--- Start Data entries ---

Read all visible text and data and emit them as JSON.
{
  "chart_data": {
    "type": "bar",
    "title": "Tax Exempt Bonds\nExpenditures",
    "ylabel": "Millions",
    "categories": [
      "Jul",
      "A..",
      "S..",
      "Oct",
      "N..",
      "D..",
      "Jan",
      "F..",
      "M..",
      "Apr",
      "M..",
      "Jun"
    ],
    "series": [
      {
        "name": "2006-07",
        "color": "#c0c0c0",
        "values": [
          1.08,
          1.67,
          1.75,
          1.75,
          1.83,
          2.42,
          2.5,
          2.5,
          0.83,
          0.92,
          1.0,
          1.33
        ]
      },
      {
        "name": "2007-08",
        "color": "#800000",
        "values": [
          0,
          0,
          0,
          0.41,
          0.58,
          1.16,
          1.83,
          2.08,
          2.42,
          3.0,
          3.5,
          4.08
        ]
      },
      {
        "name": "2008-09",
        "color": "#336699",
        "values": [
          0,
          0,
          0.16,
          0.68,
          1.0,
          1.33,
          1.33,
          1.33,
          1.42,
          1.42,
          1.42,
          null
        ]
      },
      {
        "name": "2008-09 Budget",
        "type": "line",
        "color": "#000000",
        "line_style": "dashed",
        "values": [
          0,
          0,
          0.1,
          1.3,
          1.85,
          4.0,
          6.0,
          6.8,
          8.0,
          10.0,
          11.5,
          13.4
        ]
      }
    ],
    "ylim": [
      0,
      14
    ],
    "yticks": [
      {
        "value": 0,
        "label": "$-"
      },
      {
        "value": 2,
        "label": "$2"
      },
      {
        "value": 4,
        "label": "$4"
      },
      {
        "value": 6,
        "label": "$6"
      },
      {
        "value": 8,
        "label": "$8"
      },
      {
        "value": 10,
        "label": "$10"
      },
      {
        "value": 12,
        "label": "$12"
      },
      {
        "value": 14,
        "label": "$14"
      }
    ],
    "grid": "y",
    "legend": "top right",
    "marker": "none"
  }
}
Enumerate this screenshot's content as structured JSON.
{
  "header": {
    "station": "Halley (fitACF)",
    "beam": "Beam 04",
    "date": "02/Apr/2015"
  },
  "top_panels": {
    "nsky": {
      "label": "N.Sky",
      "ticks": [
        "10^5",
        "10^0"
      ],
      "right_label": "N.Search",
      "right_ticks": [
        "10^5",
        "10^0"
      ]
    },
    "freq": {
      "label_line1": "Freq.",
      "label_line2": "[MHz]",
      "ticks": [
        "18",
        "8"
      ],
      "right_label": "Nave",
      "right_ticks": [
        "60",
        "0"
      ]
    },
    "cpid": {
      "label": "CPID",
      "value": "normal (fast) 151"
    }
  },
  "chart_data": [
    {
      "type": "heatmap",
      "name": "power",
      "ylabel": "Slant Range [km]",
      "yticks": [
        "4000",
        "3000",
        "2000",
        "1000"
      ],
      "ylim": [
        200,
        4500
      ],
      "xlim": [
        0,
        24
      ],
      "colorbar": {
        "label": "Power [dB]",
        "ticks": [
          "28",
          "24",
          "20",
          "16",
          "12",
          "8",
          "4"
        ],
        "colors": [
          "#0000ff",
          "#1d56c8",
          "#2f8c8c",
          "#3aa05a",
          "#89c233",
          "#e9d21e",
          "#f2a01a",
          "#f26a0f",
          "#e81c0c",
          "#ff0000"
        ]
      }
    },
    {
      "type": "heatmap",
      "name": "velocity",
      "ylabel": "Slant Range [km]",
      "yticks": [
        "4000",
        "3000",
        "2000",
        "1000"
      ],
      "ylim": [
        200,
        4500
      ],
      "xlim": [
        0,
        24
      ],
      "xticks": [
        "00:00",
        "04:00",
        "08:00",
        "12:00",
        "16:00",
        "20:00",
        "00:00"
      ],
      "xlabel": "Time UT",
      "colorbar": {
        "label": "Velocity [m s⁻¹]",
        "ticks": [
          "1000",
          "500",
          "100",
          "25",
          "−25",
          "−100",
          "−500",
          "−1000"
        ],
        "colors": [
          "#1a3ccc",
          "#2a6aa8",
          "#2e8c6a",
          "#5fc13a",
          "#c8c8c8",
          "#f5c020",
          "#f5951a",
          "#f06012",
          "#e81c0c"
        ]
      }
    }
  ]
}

--- End Data entries ---

**What you should do:**
Copy out the data shown above without altering anything.

**Answer to this problem:**
Read all visible text and data and emit them as JSON.
{
  "chart_data": {
    "type": "bar",
    "title": "Tax Exempt Bonds\nExpenditures",
    "ylabel": "Millions",
    "categories": [
      "Jul",
      "A..",
      "S..",
      "Oct",
      "N..",
      "D..",
      "Jan",
      "F..",
      "M..",
      "Apr",
      "M..",
      "Jun"
    ],
    "series": [
      {
        "name": "2006-07",
        "color": "#c0c0c0",
        "values": [
          1.08,
          1.67,
          1.75,
          1.75,
          1.83,
          2.42,
          2.5,
          2.5,
          0.83,
          0.92,
          1.0,
          1.33
        ]
      },
      {
        "name": "2007-08",
        "color": "#800000",
        "values": [
          0,
          0,
          0,
          0.41,
          0.58,
          1.16,
          1.83,
          2.08,
          2.42,
          3.0,
          3.5,
          4.08
        ]
      },
      {
        "name": "2008-09",
        "color": "#336699",
        "values": [
          0,
          0,
          0.16,
          0.68,
          1.0,
          1.33,
          1.33,
          1.33,
          1.42,
          1.42,
          1.42,
          null
        ]
      },
      {
        "name": "2008-09 Budget",
        "type": "line",
        "color": "#000000",
        "line_style": "dashed",
        "values": [
          0,
          0,
          0.1,
          1.3,
          1.85,
          4.0,
          6.0,
          6.8,
          8.0,
          10.0,
          11.5,
          13.4
        ]
      }
    ],
    "ylim": [
      0,
      14
    ],
    "yticks": [
      {
        "value": 0,
        "label": "$-"
      },
      {
        "value": 2,
        "label": "$2"
      },
      {
        "value": 4,
        "label": "$4"
      },
      {
        "value": 6,
        "label": "$6"
      },
      {
        "value": 8,
        "label": "$8"
      },
      {
        "value": 10,
        "label": "$10"
      },
      {
        "value": 12,
        "label": "$12"
      },
      {
        "value": 14,
        "label": "$14"
      }
    ],
    "grid": "y",
    "legend": "top right",
    "marker": "none"
  }
}
Enumerate this screenshot's content as structured JSON.
{
  "header": {
    "station": "Halley (fitACF)",
    "beam": "Beam 04",
    "date": "02/Apr/2015"
  },
  "top_panels": {
    "nsky": {
      "label": "N.Sky",
      "ticks": [
        "10^5",
        "10^0"
      ],
      "right_label": "N.Search",
      "right_ticks": [
        "10^5",
        "10^0"
      ]
    },
    "freq": {
      "label_line1": "Freq.",
      "label_line2": "[MHz]",
      "ticks": [
        "18",
        "8"
      ],
      "right_label": "Nave",
      "right_ticks": [
        "60",
        "0"
      ]
    },
    "cpid": {
      "label": "CPID",
      "value": "normal (fast) 151"
    }
  },
  "chart_data": [
    {
      "type": "heatmap",
      "name": "power",
      "ylabel": "Slant Range [km]",
      "yticks": [
        "4000",
        "3000",
        "2000",
        "1000"
      ],
      "ylim": [
        200,
        4500
      ],
      "xlim": [
        0,
        24
      ],
      "colorbar": {
        "label": "Power [dB]",
        "ticks": [
          "28",
          "24",
          "20",
          "16",
          "12",
          "8",
          "4"
        ],
        "colors": [
          "#0000ff",
          "#1d56c8",
          "#2f8c8c",
          "#3aa05a",
          "#89c233",
          "#e9d21e",
          "#f2a01a",
          "#f26a0f",
          "#e81c0c",
          "#ff0000"
        ]
      }
    },
    {
      "type": "heatmap",
      "name": "velocity",
      "ylabel": "Slant Range [km]",
      "yticks": [
        "4000",
        "3000",
        "2000",
        "1000"
      ],
      "ylim": [
        200,
        4500
      ],
      "xlim": [
        0,
        24
      ],
      "xticks": [
        "00:00",
        "04:00",
        "08:00",
        "12:00",
        "16:00",
        "20:00",
        "00:00"
      ],
      "xlabel": "Time UT",
      "colorbar": {
        "label": "Velocity [m s⁻¹]",
        "ticks": [
          "1000",
          "500",
          "100",
          "25",
          "−25",
          "−100",
          "−500",
          "−1000"
        ],
        "colors": [
          "#1a3ccc",
          "#2a6aa8",
          "#2e8c6a",
          "#5fc13a",
          "#c8c8c8",
          "#f5c020",
          "#f5951a",
          "#f06012",
          "#e81c0c"
        ]
      }
    }
  ]
}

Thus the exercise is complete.